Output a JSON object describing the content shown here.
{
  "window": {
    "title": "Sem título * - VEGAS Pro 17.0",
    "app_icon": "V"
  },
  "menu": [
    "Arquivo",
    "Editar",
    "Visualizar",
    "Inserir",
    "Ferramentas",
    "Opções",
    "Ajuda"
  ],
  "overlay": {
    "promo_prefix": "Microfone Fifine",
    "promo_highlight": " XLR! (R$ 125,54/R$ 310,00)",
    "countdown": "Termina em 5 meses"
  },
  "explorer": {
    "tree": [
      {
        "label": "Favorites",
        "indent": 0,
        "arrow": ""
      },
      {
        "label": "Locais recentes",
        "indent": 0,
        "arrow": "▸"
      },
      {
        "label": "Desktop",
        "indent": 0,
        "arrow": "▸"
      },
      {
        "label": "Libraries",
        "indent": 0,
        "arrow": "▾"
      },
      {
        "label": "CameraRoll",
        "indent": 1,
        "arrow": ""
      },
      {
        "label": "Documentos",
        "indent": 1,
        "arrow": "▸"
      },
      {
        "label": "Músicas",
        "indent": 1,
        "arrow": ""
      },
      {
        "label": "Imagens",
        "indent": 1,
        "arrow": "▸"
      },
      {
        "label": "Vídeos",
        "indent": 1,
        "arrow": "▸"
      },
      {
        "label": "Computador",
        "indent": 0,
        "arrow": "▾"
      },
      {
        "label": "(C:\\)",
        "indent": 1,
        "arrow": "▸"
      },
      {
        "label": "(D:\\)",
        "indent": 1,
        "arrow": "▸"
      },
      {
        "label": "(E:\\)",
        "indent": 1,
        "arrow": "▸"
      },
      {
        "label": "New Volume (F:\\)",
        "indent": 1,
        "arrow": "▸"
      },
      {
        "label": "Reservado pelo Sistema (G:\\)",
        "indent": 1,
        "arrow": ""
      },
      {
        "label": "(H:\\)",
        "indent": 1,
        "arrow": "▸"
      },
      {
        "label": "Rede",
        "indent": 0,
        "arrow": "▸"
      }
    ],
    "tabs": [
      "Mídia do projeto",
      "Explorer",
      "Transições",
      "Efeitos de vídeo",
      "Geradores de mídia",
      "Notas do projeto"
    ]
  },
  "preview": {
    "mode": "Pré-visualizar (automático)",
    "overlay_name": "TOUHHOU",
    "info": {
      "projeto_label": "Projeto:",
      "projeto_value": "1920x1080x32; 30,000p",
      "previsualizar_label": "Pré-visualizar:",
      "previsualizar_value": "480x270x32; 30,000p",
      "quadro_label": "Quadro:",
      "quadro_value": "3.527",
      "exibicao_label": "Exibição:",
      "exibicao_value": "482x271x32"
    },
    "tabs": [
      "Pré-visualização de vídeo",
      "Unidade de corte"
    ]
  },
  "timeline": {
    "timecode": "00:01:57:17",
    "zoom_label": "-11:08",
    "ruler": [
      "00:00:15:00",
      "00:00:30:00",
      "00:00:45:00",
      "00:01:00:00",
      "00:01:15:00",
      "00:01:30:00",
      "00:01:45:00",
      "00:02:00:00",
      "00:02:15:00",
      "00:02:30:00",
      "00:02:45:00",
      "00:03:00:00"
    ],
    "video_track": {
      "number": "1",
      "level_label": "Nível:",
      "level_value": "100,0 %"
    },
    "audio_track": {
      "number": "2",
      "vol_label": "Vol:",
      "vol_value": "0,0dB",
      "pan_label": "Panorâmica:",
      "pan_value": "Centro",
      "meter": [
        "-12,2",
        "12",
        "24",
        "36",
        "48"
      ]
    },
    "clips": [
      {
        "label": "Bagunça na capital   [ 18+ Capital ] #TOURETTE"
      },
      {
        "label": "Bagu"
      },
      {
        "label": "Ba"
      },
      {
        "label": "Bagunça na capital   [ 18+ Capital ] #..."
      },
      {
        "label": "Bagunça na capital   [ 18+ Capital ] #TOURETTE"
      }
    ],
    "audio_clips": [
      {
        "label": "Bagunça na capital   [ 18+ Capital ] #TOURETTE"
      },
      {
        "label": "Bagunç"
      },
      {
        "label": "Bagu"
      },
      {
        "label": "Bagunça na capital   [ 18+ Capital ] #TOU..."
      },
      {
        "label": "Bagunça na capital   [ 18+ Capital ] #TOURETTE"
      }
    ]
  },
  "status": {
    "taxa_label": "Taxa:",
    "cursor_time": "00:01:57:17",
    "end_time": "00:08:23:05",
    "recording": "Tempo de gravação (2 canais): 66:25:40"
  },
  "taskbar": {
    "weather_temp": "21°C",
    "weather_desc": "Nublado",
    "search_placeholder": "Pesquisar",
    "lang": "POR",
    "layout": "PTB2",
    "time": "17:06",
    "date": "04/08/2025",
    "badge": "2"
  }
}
□ □ □ □ □ □ □
→ **Short task**
Transcribe the records above exactly as they appear.

→ **Task answer**
Output a JSON object describing the content shown here.
{
  "window": {
    "title": "Sem título * - VEGAS Pro 17.0",
    "app_icon": "V"
  },
  "menu": [
    "Arquivo",
    "Editar",
    "Visualizar",
    "Inserir",
    "Ferramentas",
    "Opções",
    "Ajuda"
  ],
  "overlay": {
    "promo_prefix": "Microfone Fifine",
    "promo_highlight": " XLR! (R$ 125,54/R$ 310,00)",
    "countdown": "Termina em 5 meses"
  },
  "explorer": {
    "tree": [
      {
        "label": "Favorites",
        "indent": 0,
        "arrow": ""
      },
      {
        "label": "Locais recentes",
        "indent": 0,
        "arrow": "▸"
      },
      {
        "label": "Desktop",
        "indent": 0,
        "arrow": "▸"
      },
      {
        "label": "Libraries",
        "indent": 0,
        "arrow": "▾"
      },
      {
        "label": "CameraRoll",
        "indent": 1,
        "arrow": ""
      },
      {
        "label": "Documentos",
        "indent": 1,
        "arrow": "▸"
      },
      {
        "label": "Músicas",
        "indent": 1,
        "arrow": ""
      },
      {
        "label": "Imagens",
        "indent": 1,
        "arrow": "▸"
      },
      {
        "label": "Vídeos",
        "indent": 1,
        "arrow": "▸"
      },
      {
        "label": "Computador",
        "indent": 0,
        "arrow": "▾"
      },
      {
        "label": "(C:\\)",
        "indent": 1,
        "arrow": "▸"
      },
      {
        "label": "(D:\\)",
        "indent": 1,
        "arrow": "▸"
      },
      {
        "label": "(E:\\)",
        "indent": 1,
        "arrow": "▸"
      },
      {
        "label": "New Volume (F:\\)",
        "indent": 1,
        "arrow": "▸"
      },
      {
        "label": "Reservado pelo Sistema (G:\\)",
        "indent": 1,
        "arrow": ""
      },
      {
        "label": "(H:\\)",
        "indent": 1,
        "arrow": "▸"
      },
      {
        "label": "Rede",
        "indent": 0,
        "arrow": "▸"
      }
    ],
    "tabs": [
      "Mídia do projeto",
      "Explorer",
      "Transições",
      "Efeitos de vídeo",
      "Geradores de mídia",
      "Notas do projeto"
    ]
  },
  "preview": {
    "mode": "Pré-visualizar (automático)",
    "overlay_name": "TOUHHOU",
    "info": {
      "projeto_label": "Projeto:",
      "projeto_value": "1920x1080x32; 30,000p",
      "previsualizar_label": "Pré-visualizar:",
      "previsualizar_value": "480x270x32; 30,000p",
      "quadro_label": "Quadro:",
      "quadro_value": "3.527",
      "exibicao_label": "Exibição:",
      "exibicao_value": "482x271x32"
    },
    "tabs": [
      "Pré-visualização de vídeo",
      "Unidade de corte"
    ]
  },
  "timeline": {
    "timecode": "00:01:57:17",
    "zoom_label": "-11:08",
    "ruler": [
      "00:00:15:00",
      "00:00:30:00",
      "00:00:45:00",
      "00:01:00:00",
      "00:01:15:00",
      "00:01:30:00",
      "00:01:45:00",
      "00:02:00:00",
      "00:02:15:00",
      "00:02:30:00",
      "00:02:45:00",
      "00:03:00:00"
    ],
    "video_track": {
      "number": "1",
      "level_label": "Nível:",
      "level_value": "100,0 %"
    },
    "audio_track": {
      "number": "2",
      "vol_label": "Vol:",
      "vol_value": "0,0dB",
      "pan_label": "Panorâmica:",
      "pan_value": "Centro",
      "meter": [
        "-12,2",
        "12",
        "24",
        "36",
        "48"
      ]
    },
    "clips": [
      {
        "label": "Bagunça na capital   [ 18+ Capital ] #TOURETTE"
      },
      {
        "label": "Bagu"
      },
      {
        "label": "Ba"
      },
      {
        "label": "Bagunça na capital   [ 18+ Capital ] #..."
      },
      {
        "label": "Bagunça na capital   [ 18+ Capital ] #TOURETTE"
      }
    ],
    "audio_clips": [
      {
        "label": "Bagunça na capital   [ 18+ Capital ] #TOURETTE"
      },
      {
        "label": "Bagunç"
      },
      {
        "label": "Bagu"
      },
      {
        "label": "Bagunça na capital   [ 18+ Capital ] #TOU..."
      },
      {
        "label": "Bagunça na capital   [ 18+ Capital ] #TOURETTE"
      }
    ]
  },
  "status": {
    "taxa_label": "Taxa:",
    "cursor_time": "00:01:57:17",
    "end_time": "00:08:23:05",
    "recording": "Tempo de gravação (2 canais): 66:25:40"
  },
  "taskbar": {
    "weather_temp": "21°C",
    "weather_desc": "Nublado",
    "search_placeholder": "Pesquisar",
    "lang": "POR",
    "layout": "PTB2",
    "time": "17:06",
    "date": "04/08/2025",
    "badge": "2"
  }
}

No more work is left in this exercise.